>> Start RECORDED DATA

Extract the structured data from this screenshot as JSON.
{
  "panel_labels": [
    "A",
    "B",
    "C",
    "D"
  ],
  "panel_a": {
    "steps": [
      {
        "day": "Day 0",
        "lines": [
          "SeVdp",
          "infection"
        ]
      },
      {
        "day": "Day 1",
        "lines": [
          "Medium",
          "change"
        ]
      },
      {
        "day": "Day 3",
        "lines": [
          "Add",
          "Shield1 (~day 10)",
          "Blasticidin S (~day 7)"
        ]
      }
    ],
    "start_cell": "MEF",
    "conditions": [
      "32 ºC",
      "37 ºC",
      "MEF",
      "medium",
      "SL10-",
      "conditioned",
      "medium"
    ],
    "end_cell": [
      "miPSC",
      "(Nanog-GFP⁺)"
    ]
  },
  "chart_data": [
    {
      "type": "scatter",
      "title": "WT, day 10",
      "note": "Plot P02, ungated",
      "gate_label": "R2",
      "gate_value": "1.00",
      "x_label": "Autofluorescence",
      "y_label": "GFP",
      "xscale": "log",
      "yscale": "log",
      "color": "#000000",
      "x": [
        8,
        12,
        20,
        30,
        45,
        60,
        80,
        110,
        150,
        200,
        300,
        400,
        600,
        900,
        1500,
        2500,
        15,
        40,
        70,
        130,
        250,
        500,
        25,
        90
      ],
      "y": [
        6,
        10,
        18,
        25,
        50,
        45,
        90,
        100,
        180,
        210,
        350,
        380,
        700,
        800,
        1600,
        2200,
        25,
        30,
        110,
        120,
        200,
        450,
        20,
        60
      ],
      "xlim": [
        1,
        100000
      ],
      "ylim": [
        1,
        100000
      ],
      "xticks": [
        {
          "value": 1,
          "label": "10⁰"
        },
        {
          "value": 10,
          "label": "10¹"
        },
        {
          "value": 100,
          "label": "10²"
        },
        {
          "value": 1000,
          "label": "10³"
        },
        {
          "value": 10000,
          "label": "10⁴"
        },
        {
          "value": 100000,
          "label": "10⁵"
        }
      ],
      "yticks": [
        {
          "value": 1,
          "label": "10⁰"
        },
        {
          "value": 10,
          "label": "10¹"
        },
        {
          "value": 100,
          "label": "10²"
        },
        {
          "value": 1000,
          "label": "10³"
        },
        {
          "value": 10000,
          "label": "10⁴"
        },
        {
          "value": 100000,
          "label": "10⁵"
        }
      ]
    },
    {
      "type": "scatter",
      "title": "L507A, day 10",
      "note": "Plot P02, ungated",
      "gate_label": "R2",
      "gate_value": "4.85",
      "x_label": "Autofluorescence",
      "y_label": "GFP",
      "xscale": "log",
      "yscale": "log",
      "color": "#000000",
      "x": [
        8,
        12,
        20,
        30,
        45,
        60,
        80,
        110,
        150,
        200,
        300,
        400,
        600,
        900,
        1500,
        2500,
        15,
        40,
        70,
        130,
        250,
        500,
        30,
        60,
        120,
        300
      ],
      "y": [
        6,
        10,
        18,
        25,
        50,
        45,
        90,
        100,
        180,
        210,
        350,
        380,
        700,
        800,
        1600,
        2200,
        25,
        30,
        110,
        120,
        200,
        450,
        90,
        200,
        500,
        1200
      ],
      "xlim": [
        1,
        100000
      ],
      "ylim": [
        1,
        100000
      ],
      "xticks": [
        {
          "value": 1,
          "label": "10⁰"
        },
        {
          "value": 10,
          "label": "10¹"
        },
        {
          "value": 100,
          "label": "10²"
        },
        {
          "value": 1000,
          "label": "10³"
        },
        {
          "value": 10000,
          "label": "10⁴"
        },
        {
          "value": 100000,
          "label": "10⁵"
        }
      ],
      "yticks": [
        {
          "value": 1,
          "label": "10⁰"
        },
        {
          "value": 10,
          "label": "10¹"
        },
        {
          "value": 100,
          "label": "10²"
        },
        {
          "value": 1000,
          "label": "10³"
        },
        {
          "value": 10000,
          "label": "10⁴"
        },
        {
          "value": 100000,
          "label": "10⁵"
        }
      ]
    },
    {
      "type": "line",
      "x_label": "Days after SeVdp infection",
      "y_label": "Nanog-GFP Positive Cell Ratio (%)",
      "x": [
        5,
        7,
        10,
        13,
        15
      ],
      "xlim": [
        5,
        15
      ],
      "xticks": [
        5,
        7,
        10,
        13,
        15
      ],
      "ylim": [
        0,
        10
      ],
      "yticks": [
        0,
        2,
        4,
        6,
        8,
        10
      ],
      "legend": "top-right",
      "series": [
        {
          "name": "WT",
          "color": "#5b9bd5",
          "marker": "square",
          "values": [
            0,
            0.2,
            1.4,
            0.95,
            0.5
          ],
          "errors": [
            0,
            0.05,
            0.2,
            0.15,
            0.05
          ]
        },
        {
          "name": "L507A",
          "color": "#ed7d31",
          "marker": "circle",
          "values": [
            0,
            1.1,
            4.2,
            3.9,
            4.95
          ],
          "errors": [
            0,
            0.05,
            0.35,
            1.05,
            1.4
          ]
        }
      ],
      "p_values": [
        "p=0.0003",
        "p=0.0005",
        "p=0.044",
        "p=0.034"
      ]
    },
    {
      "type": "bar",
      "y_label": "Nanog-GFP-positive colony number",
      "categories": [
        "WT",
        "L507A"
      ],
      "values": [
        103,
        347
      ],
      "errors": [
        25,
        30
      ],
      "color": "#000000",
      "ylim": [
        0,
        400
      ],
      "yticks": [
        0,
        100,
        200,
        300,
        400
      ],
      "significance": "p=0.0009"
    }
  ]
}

>> End RECORDED DATA

EXERCISE PROMPT
Copy out each record from above, exactly.

FINISHED TASK
Extract the structured data from this screenshot as JSON.
{
  "panel_labels": [
    "A",
    "B",
    "C",
    "D"
  ],
  "panel_a": {
    "steps": [
      {
        "day": "Day 0",
        "lines": [
          "SeVdp",
          "infection"
        ]
      },
      {
        "day": "Day 1",
        "lines": [
          "Medium",
          "change"
        ]
      },
      {
        "day": "Day 3",
        "lines": [
          "Add",
          "Shield1 (~day 10)",
          "Blasticidin S (~day 7)"
        ]
      }
    ],
    "start_cell": "MEF",
    "conditions": [
      "32 ºC",
      "37 ºC",
      "MEF",
      "medium",
      "SL10-",
      "conditioned",
      "medium"
    ],
    "end_cell": [
      "miPSC",
      "(Nanog-GFP⁺)"
    ]
  },
  "chart_data": [
    {
      "type": "scatter",
      "title": "WT, day 10",
      "note": "Plot P02, ungated",
      "gate_label": "R2",
      "gate_value": "1.00",
      "x_label": "Autofluorescence",
      "y_label": "GFP",
      "xscale": "log",
      "yscale": "log",
      "color": "#000000",
      "x": [
        8,
        12,
        20,
        30,
        45,
        60,
        80,
        110,
        150,
        200,
        300,
        400,
        600,
        900,
        1500,
        2500,
        15,
        40,
        70,
        130,
        250,
        500,
        25,
        90
      ],
      "y": [
        6,
        10,
        18,
        25,
        50,
        45,
        90,
        100,
        180,
        210,
        350,
        380,
        700,
        800,
        1600,
        2200,
        25,
        30,
        110,
        120,
        200,
        450,
        20,
        60
      ],
      "xlim": [
        1,
        100000
      ],
      "ylim": [
        1,
        100000
      ],
      "xticks": [
        {
          "value": 1,
          "label": "10⁰"
        },
        {
          "value": 10,
          "label": "10¹"
        },
        {
          "value": 100,
          "label": "10²"
        },
        {
          "value": 1000,
          "label": "10³"
        },
        {
          "value": 10000,
          "label": "10⁴"
        },
        {
          "value": 100000,
          "label": "10⁵"
        }
      ],
      "yticks": [
        {
          "value": 1,
          "label": "10⁰"
        },
        {
          "value": 10,
          "label": "10¹"
        },
        {
          "value": 100,
          "label": "10²"
        },
        {
          "value": 1000,
          "label": "10³"
        },
        {
          "value": 10000,
          "label": "10⁴"
        },
        {
          "value": 100000,
          "label": "10⁵"
        }
      ]
    },
    {
      "type": "scatter",
      "title": "L507A, day 10",
      "note": "Plot P02, ungated",
      "gate_label": "R2",
      "gate_value": "4.85",
      "x_label": "Autofluorescence",
      "y_label": "GFP",
      "xscale": "log",
      "yscale": "log",
      "color": "#000000",
      "x": [
        8,
        12,
        20,
        30,
        45,
        60,
        80,
        110,
        150,
        200,
        300,
        400,
        600,
        900,
        1500,
        2500,
        15,
        40,
        70,
        130,
        250,
        500,
        30,
        60,
        120,
        300
      ],
      "y": [
        6,
        10,
        18,
        25,
        50,
        45,
        90,
        100,
        180,
        210,
        350,
        380,
        700,
        800,
        1600,
        2200,
        25,
        30,
        110,
        120,
        200,
        450,
        90,
        200,
        500,
        1200
      ],
      "xlim": [
        1,
        100000
      ],
      "ylim": [
        1,
        100000
      ],
      "xticks": [
        {
          "value": 1,
          "label": "10⁰"
        },
        {
          "value": 10,
          "label": "10¹"
        },
        {
          "value": 100,
          "label": "10²"
        },
        {
          "value": 1000,
          "label": "10³"
        },
        {
          "value": 10000,
          "label": "10⁴"
        },
        {
          "value": 100000,
          "label": "10⁵"
        }
      ],
      "yticks": [
        {
          "value": 1,
          "label": "10⁰"
        },
        {
          "value": 10,
          "label": "10¹"
        },
        {
          "value": 100,
          "label": "10²"
        },
        {
          "value": 1000,
          "label": "10³"
        },
        {
          "value": 10000,
          "label": "10⁴"
        },
        {
          "value": 100000,
          "label": "10⁵"
        }
      ]
    },
    {
      "type": "line",
      "x_label": "Days after SeVdp infection",
      "y_label": "Nanog-GFP Positive Cell Ratio (%)",
      "x": [
        5,
        7,
        10,
        13,
        15
      ],
      "xlim": [
        5,
        15
      ],
      "xticks": [
        5,
        7,
        10,
        13,
        15
      ],
      "ylim": [
        0,
        10
      ],
      "yticks": [
        0,
        2,
        4,
        6,
        8,
        10
      ],
      "legend": "top-right",
      "series": [
        {
          "name": "WT",
          "color": "#5b9bd5",
          "marker": "square",
          "values": [
            0,
            0.2,
            1.4,
            0.95,
            0.5
          ],
          "errors": [
            0,
            0.05,
            0.2,
            0.15,
            0.05
          ]
        },
        {
          "name": "L507A",
          "color": "#ed7d31",
          "marker": "circle",
          "values": [
            0,
            1.1,
            4.2,
            3.9,
            4.95
          ],
          "errors": [
            0,
            0.05,
            0.35,
            1.05,
            1.4
          ]
        }
      ],
      "p_values": [
        "p=0.0003",
        "p=0.0005",
        "p=0.044",
        "p=0.034"
      ]
    },
    {
      "type": "bar",
      "y_label": "Nanog-GFP-positive colony number",
      "categories": [
        "WT",
        "L507A"
      ],
      "values": [
        103,
        347
      ],
      "errors": [
        25,
        30
      ],
      "color": "#000000",
      "ylim": [
        0,
        400
      ],
      "yticks": [
        0,
        100,
        200,
        300,
        400
      ],
      "significance": "p=0.0009"
    }
  ]
}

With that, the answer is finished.